| SHORT TASK |
Write out the records word for word, from the first line through the line containing "value-input[interactable]: 0 xyxy=(171,1203,206,1233)".

| ENTRIES SHOWN |
====

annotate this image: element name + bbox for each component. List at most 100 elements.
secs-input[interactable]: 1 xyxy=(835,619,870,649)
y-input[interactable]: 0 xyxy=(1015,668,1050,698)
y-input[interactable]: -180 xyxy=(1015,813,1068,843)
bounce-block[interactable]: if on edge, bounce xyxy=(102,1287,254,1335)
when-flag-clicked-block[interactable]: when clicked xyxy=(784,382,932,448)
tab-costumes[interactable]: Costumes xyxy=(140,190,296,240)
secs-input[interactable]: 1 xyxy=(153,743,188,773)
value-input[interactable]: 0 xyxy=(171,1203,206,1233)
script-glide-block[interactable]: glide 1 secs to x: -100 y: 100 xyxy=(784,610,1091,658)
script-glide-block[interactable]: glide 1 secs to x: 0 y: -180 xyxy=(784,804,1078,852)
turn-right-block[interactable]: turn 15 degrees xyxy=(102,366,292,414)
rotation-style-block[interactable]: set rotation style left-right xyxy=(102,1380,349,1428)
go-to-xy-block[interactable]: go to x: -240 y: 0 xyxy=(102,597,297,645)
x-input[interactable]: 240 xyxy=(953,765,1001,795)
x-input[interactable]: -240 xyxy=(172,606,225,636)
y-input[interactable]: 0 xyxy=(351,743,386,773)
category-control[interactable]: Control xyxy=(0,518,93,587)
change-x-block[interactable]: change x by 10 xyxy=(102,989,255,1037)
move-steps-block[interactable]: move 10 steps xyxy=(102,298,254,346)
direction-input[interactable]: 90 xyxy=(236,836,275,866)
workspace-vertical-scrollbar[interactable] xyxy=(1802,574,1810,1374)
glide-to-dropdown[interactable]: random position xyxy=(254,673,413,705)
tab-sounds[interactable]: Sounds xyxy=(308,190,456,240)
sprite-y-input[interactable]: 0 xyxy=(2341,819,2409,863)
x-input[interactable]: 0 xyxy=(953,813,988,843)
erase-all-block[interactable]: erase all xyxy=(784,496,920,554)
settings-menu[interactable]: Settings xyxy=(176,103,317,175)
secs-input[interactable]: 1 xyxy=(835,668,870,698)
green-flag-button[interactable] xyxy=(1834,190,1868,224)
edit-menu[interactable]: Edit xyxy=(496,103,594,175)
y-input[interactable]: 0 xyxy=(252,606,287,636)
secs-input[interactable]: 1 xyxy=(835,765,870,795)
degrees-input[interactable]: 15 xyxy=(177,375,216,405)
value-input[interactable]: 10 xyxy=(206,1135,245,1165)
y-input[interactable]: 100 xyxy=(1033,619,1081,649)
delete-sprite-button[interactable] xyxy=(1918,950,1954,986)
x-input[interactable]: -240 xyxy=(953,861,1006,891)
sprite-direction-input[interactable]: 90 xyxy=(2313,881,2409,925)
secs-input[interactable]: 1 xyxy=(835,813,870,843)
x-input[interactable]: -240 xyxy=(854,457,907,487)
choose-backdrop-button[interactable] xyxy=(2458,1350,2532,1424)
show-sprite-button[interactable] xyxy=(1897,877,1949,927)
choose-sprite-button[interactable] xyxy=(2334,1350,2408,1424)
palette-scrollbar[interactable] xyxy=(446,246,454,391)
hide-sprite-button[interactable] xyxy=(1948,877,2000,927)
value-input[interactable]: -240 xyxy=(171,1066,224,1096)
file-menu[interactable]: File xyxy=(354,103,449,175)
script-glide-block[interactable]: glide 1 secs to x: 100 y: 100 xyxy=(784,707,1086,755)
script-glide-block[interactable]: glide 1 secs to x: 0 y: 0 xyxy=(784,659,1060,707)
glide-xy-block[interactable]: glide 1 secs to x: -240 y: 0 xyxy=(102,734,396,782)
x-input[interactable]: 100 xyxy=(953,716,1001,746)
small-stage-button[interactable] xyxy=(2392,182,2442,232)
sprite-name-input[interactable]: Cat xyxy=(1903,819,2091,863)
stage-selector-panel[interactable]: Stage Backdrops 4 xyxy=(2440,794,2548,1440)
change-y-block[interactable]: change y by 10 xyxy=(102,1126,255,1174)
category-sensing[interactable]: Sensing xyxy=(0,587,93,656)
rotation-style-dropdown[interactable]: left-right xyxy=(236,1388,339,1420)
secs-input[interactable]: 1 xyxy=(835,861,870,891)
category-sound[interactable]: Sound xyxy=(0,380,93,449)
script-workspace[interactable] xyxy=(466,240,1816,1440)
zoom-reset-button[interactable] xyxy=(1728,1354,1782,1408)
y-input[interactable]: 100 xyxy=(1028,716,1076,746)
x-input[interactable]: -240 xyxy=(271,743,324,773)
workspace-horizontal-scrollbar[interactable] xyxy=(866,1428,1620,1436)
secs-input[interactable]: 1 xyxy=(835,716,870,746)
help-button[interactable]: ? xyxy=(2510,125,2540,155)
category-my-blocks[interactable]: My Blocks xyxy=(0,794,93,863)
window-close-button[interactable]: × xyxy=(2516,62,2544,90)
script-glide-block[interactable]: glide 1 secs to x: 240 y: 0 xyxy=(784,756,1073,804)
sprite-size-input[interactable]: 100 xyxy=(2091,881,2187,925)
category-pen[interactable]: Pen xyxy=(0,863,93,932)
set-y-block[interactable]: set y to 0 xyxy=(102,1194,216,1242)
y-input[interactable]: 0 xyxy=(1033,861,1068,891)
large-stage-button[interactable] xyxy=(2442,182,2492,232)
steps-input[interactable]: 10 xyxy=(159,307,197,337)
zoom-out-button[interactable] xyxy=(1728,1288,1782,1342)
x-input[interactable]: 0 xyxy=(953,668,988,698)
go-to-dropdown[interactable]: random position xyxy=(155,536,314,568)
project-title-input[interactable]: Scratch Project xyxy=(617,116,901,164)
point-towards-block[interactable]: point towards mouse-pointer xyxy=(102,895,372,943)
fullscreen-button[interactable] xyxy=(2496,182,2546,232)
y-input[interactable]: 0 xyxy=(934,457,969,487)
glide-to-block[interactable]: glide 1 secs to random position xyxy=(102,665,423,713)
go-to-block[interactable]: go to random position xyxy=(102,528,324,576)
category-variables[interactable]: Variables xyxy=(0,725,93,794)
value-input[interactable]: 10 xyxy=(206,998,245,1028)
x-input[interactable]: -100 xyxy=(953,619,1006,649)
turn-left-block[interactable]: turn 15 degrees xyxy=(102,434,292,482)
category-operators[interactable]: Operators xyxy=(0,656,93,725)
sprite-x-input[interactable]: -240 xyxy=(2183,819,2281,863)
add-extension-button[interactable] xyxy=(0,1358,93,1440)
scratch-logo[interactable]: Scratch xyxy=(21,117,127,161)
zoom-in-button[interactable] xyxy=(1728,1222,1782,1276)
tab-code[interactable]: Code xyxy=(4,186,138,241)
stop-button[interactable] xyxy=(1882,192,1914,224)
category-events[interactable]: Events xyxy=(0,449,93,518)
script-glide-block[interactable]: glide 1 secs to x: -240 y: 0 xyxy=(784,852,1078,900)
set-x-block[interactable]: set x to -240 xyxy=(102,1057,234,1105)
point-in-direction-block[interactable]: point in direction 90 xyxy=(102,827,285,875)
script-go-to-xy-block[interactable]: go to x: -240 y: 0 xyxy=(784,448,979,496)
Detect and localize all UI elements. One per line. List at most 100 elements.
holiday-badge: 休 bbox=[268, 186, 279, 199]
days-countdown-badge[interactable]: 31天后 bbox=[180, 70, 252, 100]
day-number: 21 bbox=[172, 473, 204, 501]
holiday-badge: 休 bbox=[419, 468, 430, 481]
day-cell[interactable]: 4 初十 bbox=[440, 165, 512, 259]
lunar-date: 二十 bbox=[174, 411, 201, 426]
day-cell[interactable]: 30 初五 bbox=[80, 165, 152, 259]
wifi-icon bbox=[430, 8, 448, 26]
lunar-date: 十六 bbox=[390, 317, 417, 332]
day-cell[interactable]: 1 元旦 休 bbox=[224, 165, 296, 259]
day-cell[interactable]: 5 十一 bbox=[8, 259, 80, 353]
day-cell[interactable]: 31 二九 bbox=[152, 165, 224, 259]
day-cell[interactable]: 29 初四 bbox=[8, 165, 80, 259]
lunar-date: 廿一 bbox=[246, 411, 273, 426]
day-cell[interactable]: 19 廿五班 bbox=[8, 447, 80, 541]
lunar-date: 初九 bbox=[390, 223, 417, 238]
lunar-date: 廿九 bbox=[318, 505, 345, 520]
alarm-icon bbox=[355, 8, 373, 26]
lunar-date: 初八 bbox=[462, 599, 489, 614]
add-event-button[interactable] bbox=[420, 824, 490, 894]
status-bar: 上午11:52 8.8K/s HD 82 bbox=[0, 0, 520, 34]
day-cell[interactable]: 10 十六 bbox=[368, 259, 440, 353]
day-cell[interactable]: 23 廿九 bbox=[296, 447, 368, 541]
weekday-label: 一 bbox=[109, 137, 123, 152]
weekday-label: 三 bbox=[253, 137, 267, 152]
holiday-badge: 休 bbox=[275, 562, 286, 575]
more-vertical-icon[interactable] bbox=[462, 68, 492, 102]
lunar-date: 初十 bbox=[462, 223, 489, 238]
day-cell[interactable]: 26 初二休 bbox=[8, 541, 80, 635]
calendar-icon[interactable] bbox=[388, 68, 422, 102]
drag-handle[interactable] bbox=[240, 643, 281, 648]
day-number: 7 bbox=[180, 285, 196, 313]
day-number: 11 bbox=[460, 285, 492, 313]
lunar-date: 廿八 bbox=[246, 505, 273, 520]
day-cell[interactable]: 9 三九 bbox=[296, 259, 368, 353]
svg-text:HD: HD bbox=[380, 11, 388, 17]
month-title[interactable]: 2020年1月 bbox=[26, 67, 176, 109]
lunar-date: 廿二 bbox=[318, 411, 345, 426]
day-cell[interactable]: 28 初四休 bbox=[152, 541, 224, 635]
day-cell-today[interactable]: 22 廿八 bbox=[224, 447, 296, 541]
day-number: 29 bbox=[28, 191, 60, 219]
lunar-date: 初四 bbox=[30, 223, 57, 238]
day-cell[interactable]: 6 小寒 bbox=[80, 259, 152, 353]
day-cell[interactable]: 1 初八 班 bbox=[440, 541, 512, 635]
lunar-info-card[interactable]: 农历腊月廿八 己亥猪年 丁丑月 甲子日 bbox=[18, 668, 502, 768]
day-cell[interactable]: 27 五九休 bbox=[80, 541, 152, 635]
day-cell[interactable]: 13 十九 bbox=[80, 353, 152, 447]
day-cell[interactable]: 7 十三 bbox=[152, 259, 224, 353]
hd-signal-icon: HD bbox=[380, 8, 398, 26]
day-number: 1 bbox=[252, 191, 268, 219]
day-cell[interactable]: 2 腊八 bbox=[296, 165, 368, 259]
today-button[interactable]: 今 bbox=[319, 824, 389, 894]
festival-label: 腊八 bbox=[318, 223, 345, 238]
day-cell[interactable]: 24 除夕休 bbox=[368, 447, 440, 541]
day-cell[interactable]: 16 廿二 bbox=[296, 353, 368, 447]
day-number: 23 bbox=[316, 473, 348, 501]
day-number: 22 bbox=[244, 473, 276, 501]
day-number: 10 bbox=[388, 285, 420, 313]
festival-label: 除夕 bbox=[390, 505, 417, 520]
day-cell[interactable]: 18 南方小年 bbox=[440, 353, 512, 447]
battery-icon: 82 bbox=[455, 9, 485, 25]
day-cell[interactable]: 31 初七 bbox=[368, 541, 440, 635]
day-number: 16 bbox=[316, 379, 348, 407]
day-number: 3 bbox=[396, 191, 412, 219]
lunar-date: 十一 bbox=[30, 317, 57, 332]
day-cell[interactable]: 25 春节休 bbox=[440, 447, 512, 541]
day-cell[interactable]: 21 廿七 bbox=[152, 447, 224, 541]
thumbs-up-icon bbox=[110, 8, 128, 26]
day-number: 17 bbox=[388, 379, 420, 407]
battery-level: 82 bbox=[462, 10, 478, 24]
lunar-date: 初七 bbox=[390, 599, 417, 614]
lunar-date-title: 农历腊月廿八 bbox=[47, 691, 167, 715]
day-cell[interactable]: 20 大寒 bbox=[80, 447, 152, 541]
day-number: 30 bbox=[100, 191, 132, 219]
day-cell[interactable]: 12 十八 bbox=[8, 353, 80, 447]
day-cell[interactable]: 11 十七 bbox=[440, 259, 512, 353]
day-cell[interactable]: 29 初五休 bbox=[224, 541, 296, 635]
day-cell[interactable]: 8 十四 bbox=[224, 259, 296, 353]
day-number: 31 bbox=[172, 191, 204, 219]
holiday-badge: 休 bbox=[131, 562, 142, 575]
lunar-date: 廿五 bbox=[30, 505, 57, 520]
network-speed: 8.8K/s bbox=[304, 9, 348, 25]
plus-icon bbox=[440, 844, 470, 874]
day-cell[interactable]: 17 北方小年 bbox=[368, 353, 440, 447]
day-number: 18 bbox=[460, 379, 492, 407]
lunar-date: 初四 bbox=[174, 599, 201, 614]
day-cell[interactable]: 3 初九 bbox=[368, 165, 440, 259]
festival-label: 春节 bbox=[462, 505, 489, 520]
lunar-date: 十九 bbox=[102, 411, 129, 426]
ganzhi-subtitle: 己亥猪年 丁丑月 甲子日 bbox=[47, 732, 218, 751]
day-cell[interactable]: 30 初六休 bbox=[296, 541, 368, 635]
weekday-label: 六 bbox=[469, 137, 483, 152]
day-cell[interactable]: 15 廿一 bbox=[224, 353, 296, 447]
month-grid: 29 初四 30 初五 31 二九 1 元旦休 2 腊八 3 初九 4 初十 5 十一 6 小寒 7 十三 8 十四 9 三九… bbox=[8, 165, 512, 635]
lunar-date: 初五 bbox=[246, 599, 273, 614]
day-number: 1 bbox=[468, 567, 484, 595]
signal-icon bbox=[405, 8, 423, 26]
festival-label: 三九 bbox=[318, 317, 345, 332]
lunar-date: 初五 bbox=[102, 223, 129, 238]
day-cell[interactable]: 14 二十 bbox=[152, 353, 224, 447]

====

| ANSWER TO THE EXERCISE |
annotate this image: element name + bbox for each component. List at most 100 elements.
secs-input[interactable]: 1 xyxy=(835,619,870,649)
y-input[interactable]: 0 xyxy=(1015,668,1050,698)
y-input[interactable]: -180 xyxy=(1015,813,1068,843)
bounce-block[interactable]: if on edge, bounce xyxy=(102,1287,254,1335)
when-flag-clicked-block[interactable]: when clicked xyxy=(784,382,932,448)
tab-costumes[interactable]: Costumes xyxy=(140,190,296,240)
secs-input[interactable]: 1 xyxy=(153,743,188,773)
value-input[interactable]: 0 xyxy=(171,1203,206,1233)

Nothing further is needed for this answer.